▶ Stated goal
Can the data below be set down again exactly, line for line?
** Start of Entries shown **
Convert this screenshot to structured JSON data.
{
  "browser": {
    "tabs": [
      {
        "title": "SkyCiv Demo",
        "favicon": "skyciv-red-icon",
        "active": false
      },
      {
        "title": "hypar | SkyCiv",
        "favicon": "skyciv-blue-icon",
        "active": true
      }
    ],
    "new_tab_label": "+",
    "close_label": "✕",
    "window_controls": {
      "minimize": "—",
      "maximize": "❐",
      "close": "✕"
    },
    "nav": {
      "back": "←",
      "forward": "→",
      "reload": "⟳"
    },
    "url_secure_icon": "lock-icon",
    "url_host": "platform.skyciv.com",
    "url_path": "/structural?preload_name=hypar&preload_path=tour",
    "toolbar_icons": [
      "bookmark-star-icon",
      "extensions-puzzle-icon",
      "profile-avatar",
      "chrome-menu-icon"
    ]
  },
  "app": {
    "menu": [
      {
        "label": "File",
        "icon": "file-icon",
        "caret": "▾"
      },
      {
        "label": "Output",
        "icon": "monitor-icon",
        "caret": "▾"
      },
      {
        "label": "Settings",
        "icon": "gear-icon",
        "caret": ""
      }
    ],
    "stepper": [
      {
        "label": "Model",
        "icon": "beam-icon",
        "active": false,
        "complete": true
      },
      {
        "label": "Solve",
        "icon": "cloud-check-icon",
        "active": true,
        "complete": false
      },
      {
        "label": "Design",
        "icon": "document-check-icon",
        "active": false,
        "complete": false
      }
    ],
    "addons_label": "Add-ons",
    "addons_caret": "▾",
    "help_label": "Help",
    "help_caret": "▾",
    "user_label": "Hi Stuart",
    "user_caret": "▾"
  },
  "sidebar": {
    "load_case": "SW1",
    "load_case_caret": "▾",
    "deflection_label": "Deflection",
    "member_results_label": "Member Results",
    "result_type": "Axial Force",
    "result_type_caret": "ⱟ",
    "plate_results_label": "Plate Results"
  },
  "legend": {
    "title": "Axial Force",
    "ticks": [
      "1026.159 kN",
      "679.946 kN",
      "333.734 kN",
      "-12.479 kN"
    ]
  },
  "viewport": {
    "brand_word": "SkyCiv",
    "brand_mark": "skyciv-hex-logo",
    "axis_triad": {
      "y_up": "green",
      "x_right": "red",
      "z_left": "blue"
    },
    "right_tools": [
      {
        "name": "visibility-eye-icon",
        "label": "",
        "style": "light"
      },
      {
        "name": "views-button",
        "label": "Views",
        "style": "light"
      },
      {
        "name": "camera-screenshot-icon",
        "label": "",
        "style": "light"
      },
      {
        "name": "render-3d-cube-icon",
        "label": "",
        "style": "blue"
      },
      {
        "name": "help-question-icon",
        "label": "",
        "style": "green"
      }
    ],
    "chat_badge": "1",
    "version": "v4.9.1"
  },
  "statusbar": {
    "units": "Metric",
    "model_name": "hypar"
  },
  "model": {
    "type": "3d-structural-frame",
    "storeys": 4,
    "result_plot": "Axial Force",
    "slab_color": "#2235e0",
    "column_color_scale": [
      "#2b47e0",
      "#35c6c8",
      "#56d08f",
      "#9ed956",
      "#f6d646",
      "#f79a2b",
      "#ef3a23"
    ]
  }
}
** End of Entries shown **
▶ Correct answer
Convert this screenshot to structured JSON data.
{
  "browser": {
    "tabs": [
      {
        "title": "SkyCiv Demo",
        "favicon": "skyciv-red-icon",
        "active": false
      },
      {
        "title": "hypar | SkyCiv",
        "favicon": "skyciv-blue-icon",
        "active": true
      }
    ],
    "new_tab_label": "+",
    "close_label": "✕",
    "window_controls": {
      "minimize": "—",
      "maximize": "❐",
      "close": "✕"
    },
    "nav": {
      "back": "←",
      "forward": "→",
      "reload": "⟳"
    },
    "url_secure_icon": "lock-icon",
    "url_host": "platform.skyciv.com",
    "url_path": "/structural?preload_name=hypar&preload_path=tour",
    "toolbar_icons": [
      "bookmark-star-icon",
      "extensions-puzzle-icon",
      "profile-avatar",
      "chrome-menu-icon"
    ]
  },
  "app": {
    "menu": [
      {
        "label": "File",
        "icon": "file-icon",
        "caret": "▾"
      },
      {
        "label": "Output",
        "icon": "monitor-icon",
        "caret": "▾"
      },
      {
        "label": "Settings",
        "icon": "gear-icon",
        "caret": ""
      }
    ],
    "stepper": [
      {
        "label": "Model",
        "icon": "beam-icon",
        "active": false,
        "complete": true
      },
      {
        "label": "Solve",
        "icon": "cloud-check-icon",
        "active": true,
        "complete": false
      },
      {
        "label": "Design",
        "icon": "document-check-icon",
        "active": false,
        "complete": false
      }
    ],
    "addons_label": "Add-ons",
    "addons_caret": "▾",
    "help_label": "Help",
    "help_caret": "▾",
    "user_label": "Hi Stuart",
    "user_caret": "▾"
  },
  "sidebar": {
    "load_case": "SW1",
    "load_case_caret": "▾",
    "deflection_label": "Deflection",
    "member_results_label": "Member Results",
    "result_type": "Axial Force",
    "result_type_caret": "ⱟ",
    "plate_results_label": "Plate Results"
  },
  "legend": {
    "title": "Axial Force",
    "ticks": [
      "1026.159 kN",
      "679.946 kN",
      "333.734 kN",
      "-12.479 kN"
    ]
  },
  "viewport": {
    "brand_word": "SkyCiv",
    "brand_mark": "skyciv-hex-logo",
    "axis_triad": {
      "y_up": "green",
      "x_right": "red",
      "z_left": "blue"
    },
    "right_tools": [
      {
        "name": "visibility-eye-icon",
        "label": "",
        "style": "light"
      },
      {
        "name": "views-button",
        "label": "Views",
        "style": "light"
      },
      {
        "name": "camera-screenshot-icon",
        "label": "",
        "style": "light"
      },
      {
        "name": "render-3d-cube-icon",
        "label": "",
        "style": "blue"
      },
      {
        "name": "help-question-icon",
        "label": "",
        "style": "green"
      }
    ],
    "chat_badge": "1",
    "version": "v4.9.1"
  },
  "statusbar": {
    "units": "Metric",
    "model_name": "hypar"
  },
  "model": {
    "type": "3d-structural-frame",
    "storeys": 4,
    "result_plot": "Axial Force",
    "slab_color": "#2235e0",
    "column_color_scale": [
      "#2b47e0",
      "#35c6c8",
      "#56d08f",
      "#9ed956",
      "#f6d646",
      "#f79a2b",
      "#ef3a23"
    ]
  }
}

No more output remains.